» Task brief
Quote word for word from the line holding "OCR this image." to the last line below, including both, and omit any pictures.

» Supplied material
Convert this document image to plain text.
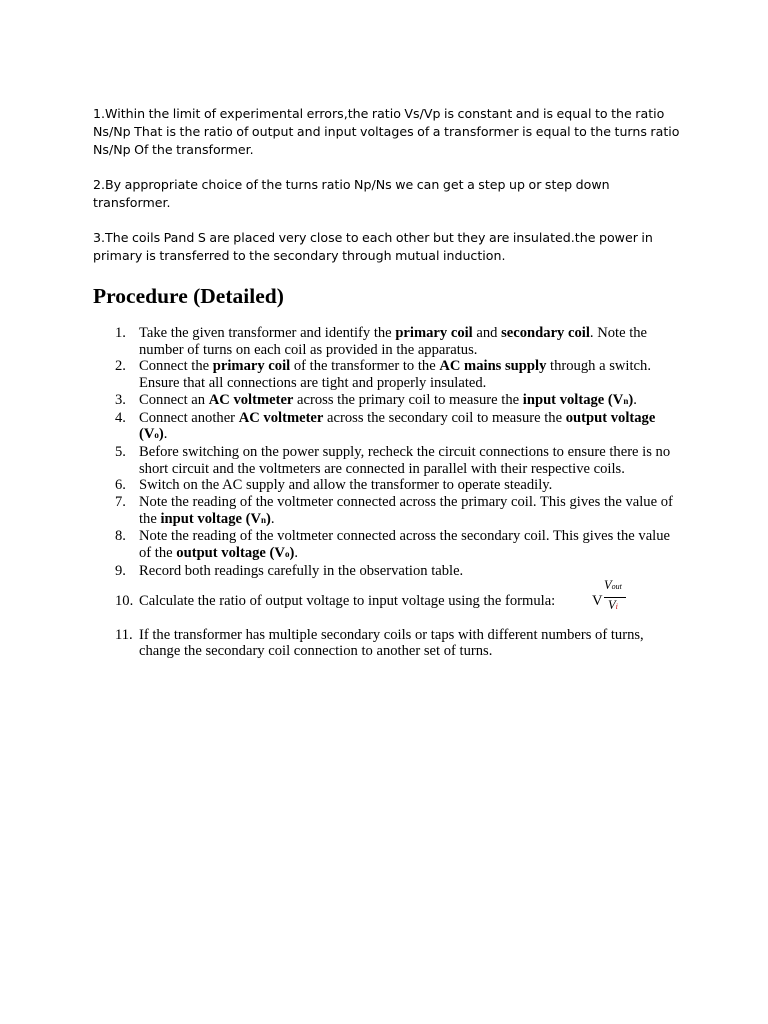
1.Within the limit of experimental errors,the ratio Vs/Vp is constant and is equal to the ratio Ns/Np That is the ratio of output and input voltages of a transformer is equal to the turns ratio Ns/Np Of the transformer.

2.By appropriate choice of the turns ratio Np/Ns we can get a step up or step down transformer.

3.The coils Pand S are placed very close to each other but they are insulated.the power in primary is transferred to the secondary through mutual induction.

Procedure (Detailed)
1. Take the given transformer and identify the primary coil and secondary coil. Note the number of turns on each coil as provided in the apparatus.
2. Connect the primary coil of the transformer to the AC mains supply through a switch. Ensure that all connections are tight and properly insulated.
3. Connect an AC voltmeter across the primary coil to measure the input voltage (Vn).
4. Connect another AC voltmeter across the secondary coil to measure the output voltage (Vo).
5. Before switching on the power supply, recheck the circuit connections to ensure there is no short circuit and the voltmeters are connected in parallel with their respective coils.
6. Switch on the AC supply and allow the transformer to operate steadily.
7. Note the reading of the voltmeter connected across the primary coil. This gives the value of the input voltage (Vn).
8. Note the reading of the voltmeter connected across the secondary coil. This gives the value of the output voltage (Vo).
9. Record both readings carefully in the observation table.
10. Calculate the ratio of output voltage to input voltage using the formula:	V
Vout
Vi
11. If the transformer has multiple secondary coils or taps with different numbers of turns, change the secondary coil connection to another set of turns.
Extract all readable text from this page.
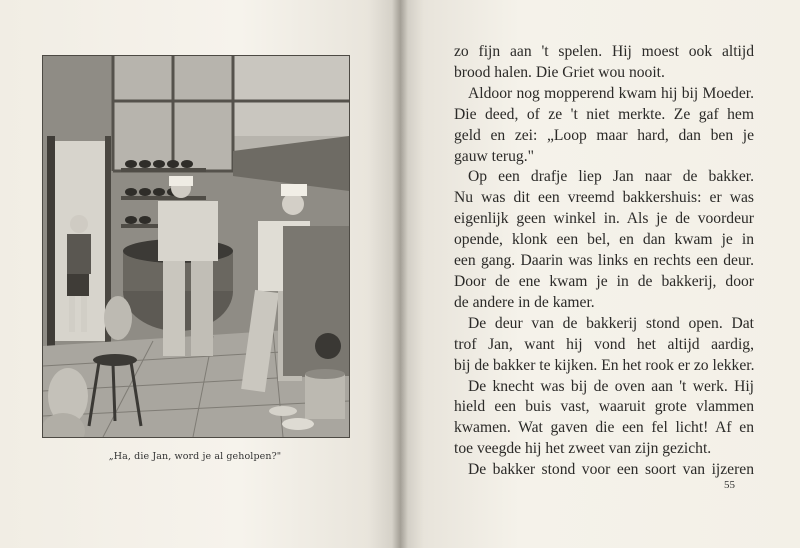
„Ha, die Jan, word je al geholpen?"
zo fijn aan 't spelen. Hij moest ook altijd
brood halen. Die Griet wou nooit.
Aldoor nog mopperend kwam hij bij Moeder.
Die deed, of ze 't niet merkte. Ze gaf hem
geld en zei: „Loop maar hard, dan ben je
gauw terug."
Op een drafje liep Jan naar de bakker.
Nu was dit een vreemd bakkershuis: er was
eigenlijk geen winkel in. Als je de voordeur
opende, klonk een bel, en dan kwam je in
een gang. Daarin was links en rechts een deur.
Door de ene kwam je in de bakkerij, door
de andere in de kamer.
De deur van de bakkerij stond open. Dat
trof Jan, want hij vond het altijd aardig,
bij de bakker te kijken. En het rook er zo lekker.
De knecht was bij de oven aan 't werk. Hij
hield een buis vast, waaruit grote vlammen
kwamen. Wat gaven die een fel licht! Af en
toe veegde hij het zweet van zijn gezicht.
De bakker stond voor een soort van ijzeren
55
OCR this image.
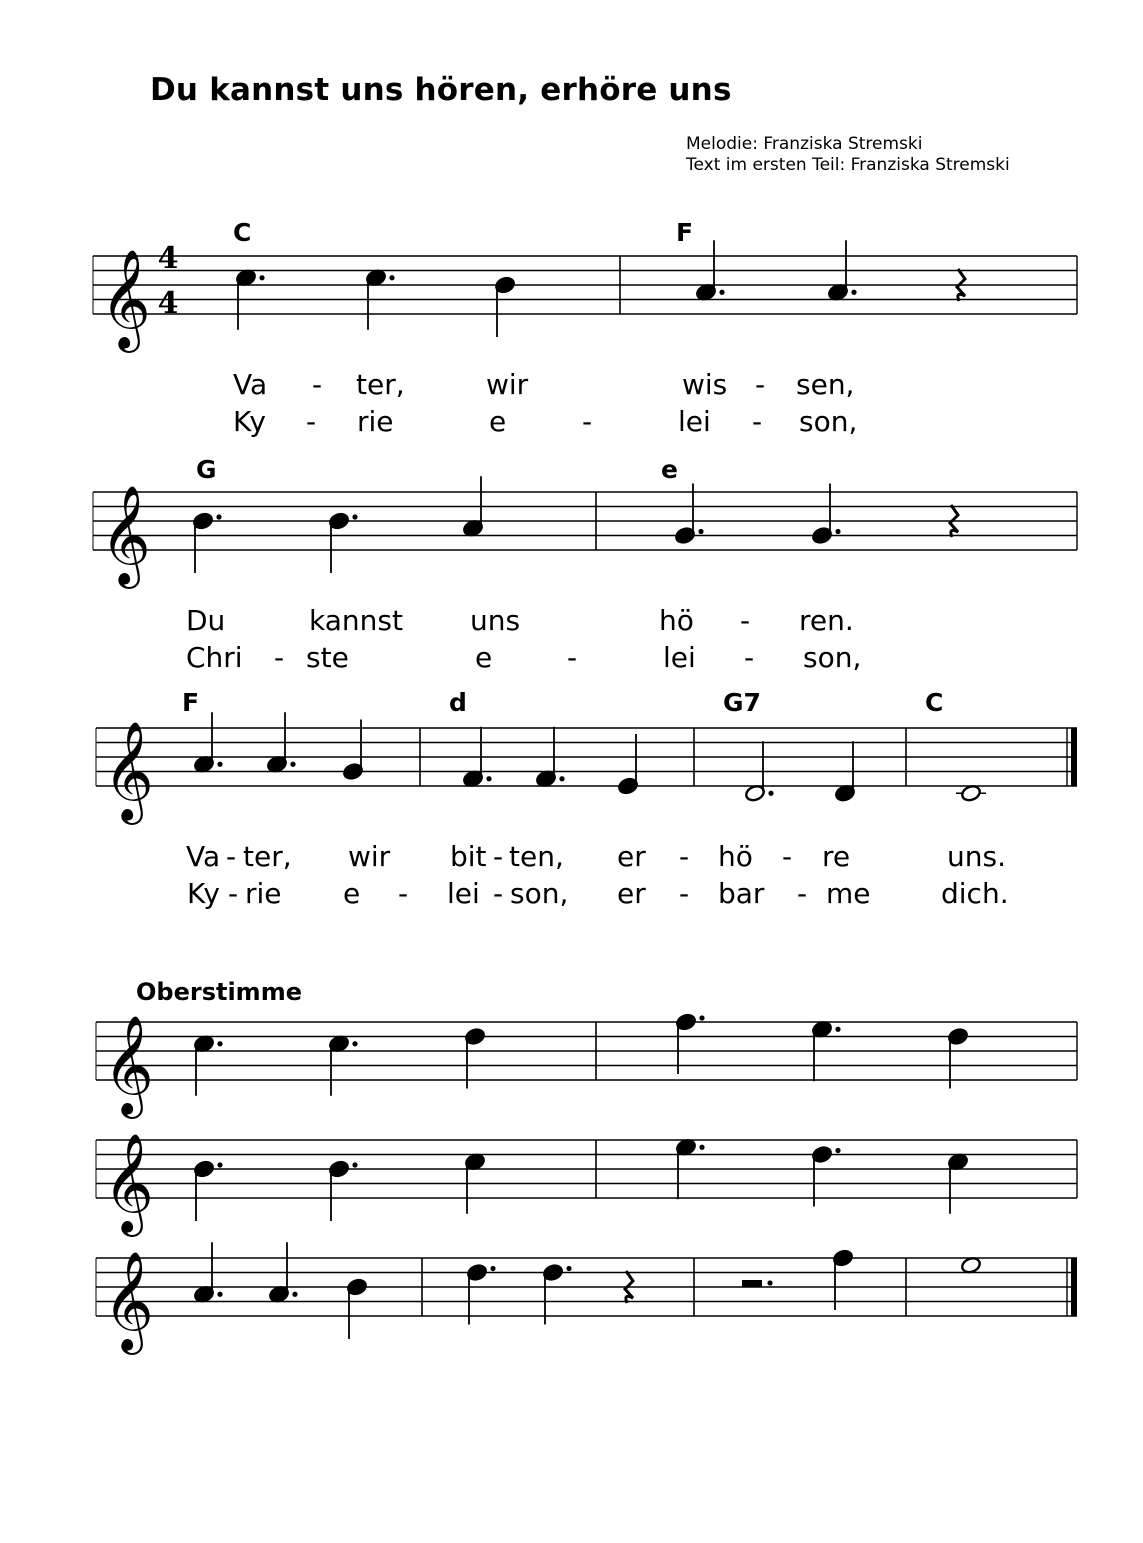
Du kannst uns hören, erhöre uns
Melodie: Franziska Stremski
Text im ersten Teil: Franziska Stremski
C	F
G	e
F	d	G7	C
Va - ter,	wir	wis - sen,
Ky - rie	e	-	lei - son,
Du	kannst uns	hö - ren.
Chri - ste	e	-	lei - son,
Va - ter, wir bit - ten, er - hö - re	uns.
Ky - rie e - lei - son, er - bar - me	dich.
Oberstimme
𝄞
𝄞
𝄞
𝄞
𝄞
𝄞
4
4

» The reply
OCR this image.
Du kannst uns hören, erhöre uns
Melodie: Franziska Stremski
Text im ersten Teil: Franziska Stremski
C	F
G	e
F	d	G7	C
Va - ter,	wir	wis - sen,
Ky - rie	e	-	lei - son,
Du	kannst uns	hö - ren.
Chri - ste	e	-	lei - son,
Va - ter, wir bit - ten, er - hö - re	uns.
Ky - rie e - lei - son, er - bar - me	dich.
Oberstimme
𝄞
𝄞
𝄞
𝄞
𝄞
𝄞
4
4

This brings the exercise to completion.